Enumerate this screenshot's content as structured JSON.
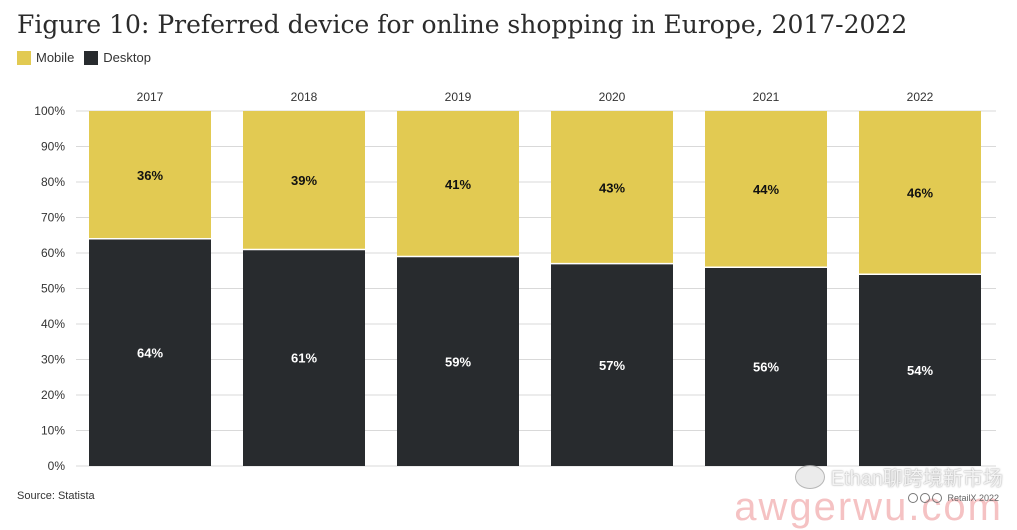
{
  "title": "Figure 10: Preferred device for online shopping in Europe, 2017-2022",
  "legend": {
    "mobile_label": "Mobile",
    "desktop_label": "Desktop"
  },
  "source": "Source: Statista",
  "credit": "RetailX 2022",
  "watermark": {
    "line1": "Ethan聊跨境新市场",
    "line2": "awgerwu.com"
  },
  "colors": {
    "mobile": "#e2ca52",
    "desktop": "#282b2e",
    "grid": "#d9d9d9"
  },
  "chart_data": {
    "type": "bar",
    "stacked": true,
    "categories": [
      "2017",
      "2018",
      "2019",
      "2020",
      "2021",
      "2022"
    ],
    "series": [
      {
        "name": "Desktop",
        "values": [
          64,
          61,
          59,
          57,
          56,
          54
        ]
      },
      {
        "name": "Mobile",
        "values": [
          36,
          39,
          41,
          43,
          44,
          46
        ]
      }
    ],
    "data_labels": {
      "Desktop": [
        "64%",
        "61%",
        "59%",
        "57%",
        "56%",
        "54%"
      ],
      "Mobile": [
        "36%",
        "39%",
        "41%",
        "43%",
        "44%",
        "46%"
      ]
    },
    "title": "Figure 10: Preferred device for online shopping in Europe, 2017-2022",
    "xlabel": "",
    "ylabel": "",
    "ylim": [
      0,
      100
    ],
    "yticks": [
      "0%",
      "10%",
      "20%",
      "30%",
      "40%",
      "50%",
      "60%",
      "70%",
      "80%",
      "90%",
      "100%"
    ],
    "grid": true,
    "legend_position": "top-left",
    "category_labels_position": "top"
  }
}
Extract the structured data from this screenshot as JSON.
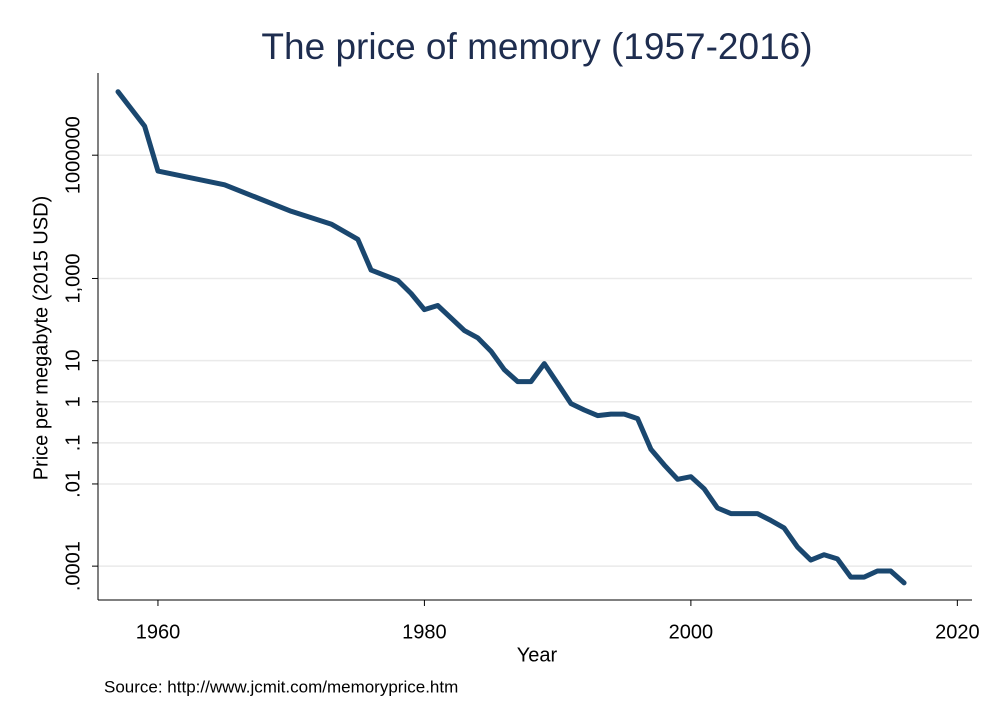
{
  "chart_data": {
    "type": "line",
    "title": "The price of memory (1957-2016)",
    "x_label": "Year",
    "y_label": "Price per megabyte (2015 USD)",
    "note": "Source: http://www.jcmit.com/memoryprice.htm",
    "x": [
      1957,
      1959,
      1960,
      1965,
      1970,
      1973,
      1975,
      1976,
      1978,
      1979,
      1980,
      1981,
      1983,
      1984,
      1985,
      1986,
      1987,
      1988,
      1989,
      1990,
      1991,
      1992,
      1993,
      1994,
      1995,
      1996,
      1997,
      1998,
      1999,
      2000,
      2001,
      2002,
      2003,
      2004,
      2005,
      2006,
      2007,
      2008,
      2009,
      2010,
      2011,
      2012,
      2013,
      2014,
      2015,
      2016
    ],
    "values": [
      35000000,
      5100000,
      410000,
      190000,
      43000,
      21000,
      9000,
      1600,
      900,
      430,
      175,
      220,
      54,
      36,
      17,
      6,
      3.1,
      3.1,
      8.5,
      2.8,
      0.9,
      0.63,
      0.46,
      0.5,
      0.5,
      0.39,
      0.07,
      0.029,
      0.013,
      0.015,
      0.0076,
      0.0026,
      0.0019,
      0.0019,
      0.0019,
      0.0013,
      0.00085,
      0.00029,
      0.00014,
      0.00019,
      0.00015,
      5.4e-05,
      5.4e-05,
      7.6e-05,
      7.6e-05,
      3.9e-05
    ],
    "color": "#1a476f",
    "xlim": [
      1955.5,
      2021.1
    ],
    "xticks": [
      1960,
      1980,
      2000,
      2020
    ],
    "ylim": [
      1.5e-05,
      100000000
    ],
    "yticks": [
      {
        "value": 0.0001,
        "label": ".0001"
      },
      {
        "value": 0.01,
        "label": ".01"
      },
      {
        "value": 0.1,
        "label": ".1"
      },
      1,
      10,
      {
        "value": 1000,
        "label": "1,000"
      },
      1000000
    ],
    "ylog": true,
    "grid": true
  }
}
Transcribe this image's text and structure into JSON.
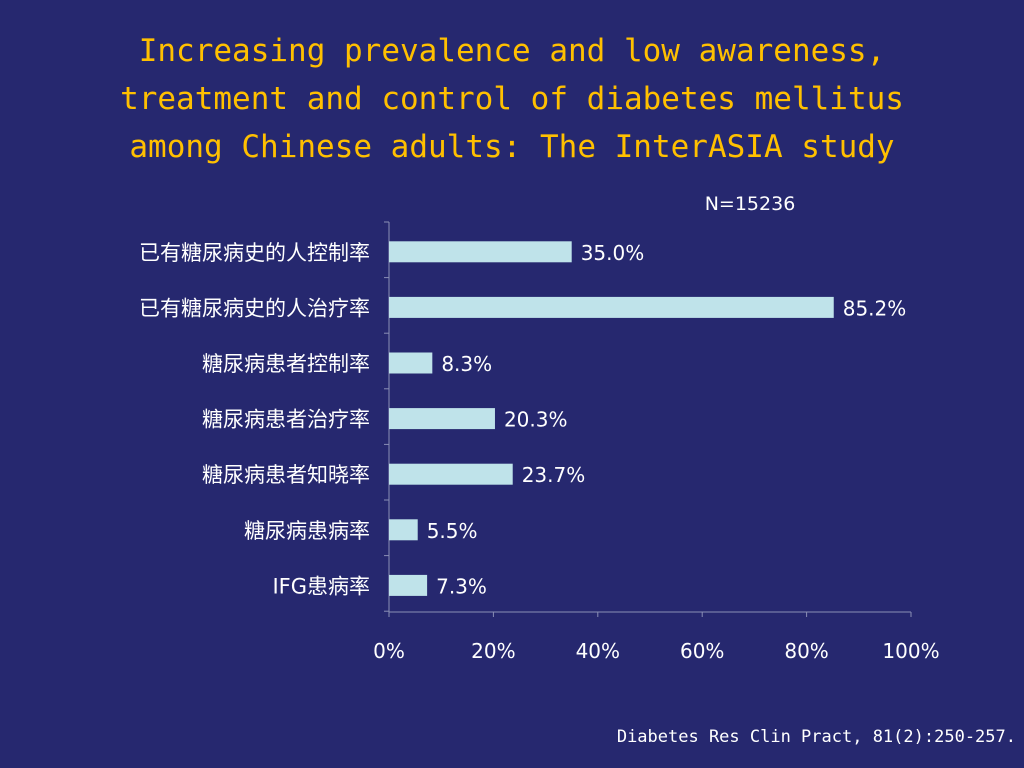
{
  "title_lines": [
    "Increasing prevalence and low awareness,",
    "treatment and control of diabetes mellitus",
    "among Chinese adults: The InterASIA study"
  ],
  "sample_size": "N=15236",
  "citation": "Diabetes Res Clin Pract, 81(2):250-257.",
  "colors": {
    "background": "#26286f",
    "title": "#ffc000",
    "bar_fill": "#bfe3ea",
    "text": "#ffffff"
  },
  "chart_data": {
    "type": "bar",
    "orientation": "horizontal",
    "categories": [
      "已有糖尿病史的人控制率",
      "已有糖尿病史的人治疗率",
      "糖尿病患者控制率",
      "糖尿病患者治疗率",
      "糖尿病患者知晓率",
      "糖尿病患病率",
      "IFG患病率"
    ],
    "values": [
      35.0,
      85.2,
      8.3,
      20.3,
      23.7,
      5.5,
      7.3
    ],
    "value_labels": [
      "35.0%",
      "85.2%",
      "8.3%",
      "20.3%",
      "23.7%",
      "5.5%",
      "7.3%"
    ],
    "xlim": [
      0,
      100
    ],
    "x_ticks": [
      0,
      20,
      40,
      60,
      80,
      100
    ],
    "x_tick_labels": [
      "0%",
      "20%",
      "40%",
      "60%",
      "80%",
      "100%"
    ],
    "grid": false
  }
}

==============================

» Problem details
Check each line of the entries for the string "Figure". Copy the lines that have it.

» Result
  "title": "Figure 10: Preferred device for online shopping in Europe, 2017-2022",
    "title": "Figure 10: Preferred device for online shopping in Europe, 2017-2022",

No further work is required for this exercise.